WHAT THE TASK ASKS:
Can you restate the records below word for word?

PROVIDED ENTRIES:
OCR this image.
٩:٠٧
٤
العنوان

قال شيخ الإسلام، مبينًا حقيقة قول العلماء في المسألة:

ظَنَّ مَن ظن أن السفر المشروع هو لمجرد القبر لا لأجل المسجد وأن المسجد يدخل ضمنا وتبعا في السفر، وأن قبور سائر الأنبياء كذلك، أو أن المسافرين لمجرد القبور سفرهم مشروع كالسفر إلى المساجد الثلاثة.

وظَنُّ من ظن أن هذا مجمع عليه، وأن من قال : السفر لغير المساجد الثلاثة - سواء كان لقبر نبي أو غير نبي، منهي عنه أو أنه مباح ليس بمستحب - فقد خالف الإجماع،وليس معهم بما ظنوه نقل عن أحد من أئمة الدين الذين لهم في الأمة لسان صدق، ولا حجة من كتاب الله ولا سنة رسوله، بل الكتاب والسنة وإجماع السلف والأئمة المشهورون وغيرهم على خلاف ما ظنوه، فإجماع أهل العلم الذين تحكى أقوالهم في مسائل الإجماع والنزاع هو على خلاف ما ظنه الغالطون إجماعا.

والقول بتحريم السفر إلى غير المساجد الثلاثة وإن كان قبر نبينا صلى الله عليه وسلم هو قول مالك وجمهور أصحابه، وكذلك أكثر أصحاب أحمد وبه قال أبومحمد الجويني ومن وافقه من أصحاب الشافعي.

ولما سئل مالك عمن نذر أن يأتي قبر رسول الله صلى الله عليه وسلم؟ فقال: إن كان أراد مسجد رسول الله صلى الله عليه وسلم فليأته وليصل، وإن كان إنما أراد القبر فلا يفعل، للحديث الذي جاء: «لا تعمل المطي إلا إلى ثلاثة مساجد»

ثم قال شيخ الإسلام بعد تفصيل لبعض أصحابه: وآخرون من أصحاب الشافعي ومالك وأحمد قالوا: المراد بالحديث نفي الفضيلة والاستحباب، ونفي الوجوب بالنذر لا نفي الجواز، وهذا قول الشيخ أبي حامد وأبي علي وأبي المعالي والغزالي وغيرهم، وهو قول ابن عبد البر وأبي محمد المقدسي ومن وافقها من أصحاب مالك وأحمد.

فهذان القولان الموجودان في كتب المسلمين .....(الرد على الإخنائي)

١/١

FULL ANSWER:
OCR this image.
٩:٠٧
٤
العنوان

قال شيخ الإسلام، مبينًا حقيقة قول العلماء في المسألة:

ظَنَّ مَن ظن أن السفر المشروع هو لمجرد القبر لا لأجل المسجد وأن المسجد يدخل ضمنا وتبعا في السفر، وأن قبور سائر الأنبياء كذلك، أو أن المسافرين لمجرد القبور سفرهم مشروع كالسفر إلى المساجد الثلاثة.

وظَنُّ من ظن أن هذا مجمع عليه، وأن من قال : السفر لغير المساجد الثلاثة - سواء كان لقبر نبي أو غير نبي، منهي عنه أو أنه مباح ليس بمستحب - فقد خالف الإجماع،وليس معهم بما ظنوه نقل عن أحد من أئمة الدين الذين لهم في الأمة لسان صدق، ولا حجة من كتاب الله ولا سنة رسوله، بل الكتاب والسنة وإجماع السلف والأئمة المشهورون وغيرهم على خلاف ما ظنوه، فإجماع أهل العلم الذين تحكى أقوالهم في مسائل الإجماع والنزاع هو على خلاف ما ظنه الغالطون إجماعا.

والقول بتحريم السفر إلى غير المساجد الثلاثة وإن كان قبر نبينا صلى الله عليه وسلم هو قول مالك وجمهور أصحابه، وكذلك أكثر أصحاب أحمد وبه قال أبومحمد الجويني ومن وافقه من أصحاب الشافعي.

ولما سئل مالك عمن نذر أن يأتي قبر رسول الله صلى الله عليه وسلم؟ فقال: إن كان أراد مسجد رسول الله صلى الله عليه وسلم فليأته وليصل، وإن كان إنما أراد القبر فلا يفعل، للحديث الذي جاء: «لا تعمل المطي إلا إلى ثلاثة مساجد»

ثم قال شيخ الإسلام بعد تفصيل لبعض أصحابه: وآخرون من أصحاب الشافعي ومالك وأحمد قالوا: المراد بالحديث نفي الفضيلة والاستحباب، ونفي الوجوب بالنذر لا نفي الجواز، وهذا قول الشيخ أبي حامد وأبي علي وأبي المعالي والغزالي وغيرهم، وهو قول ابن عبد البر وأبي محمد المقدسي ومن وافقها من أصحاب مالك وأحمد.

فهذان القولان الموجودان في كتب المسلمين .....(الرد على الإخنائي)

١/١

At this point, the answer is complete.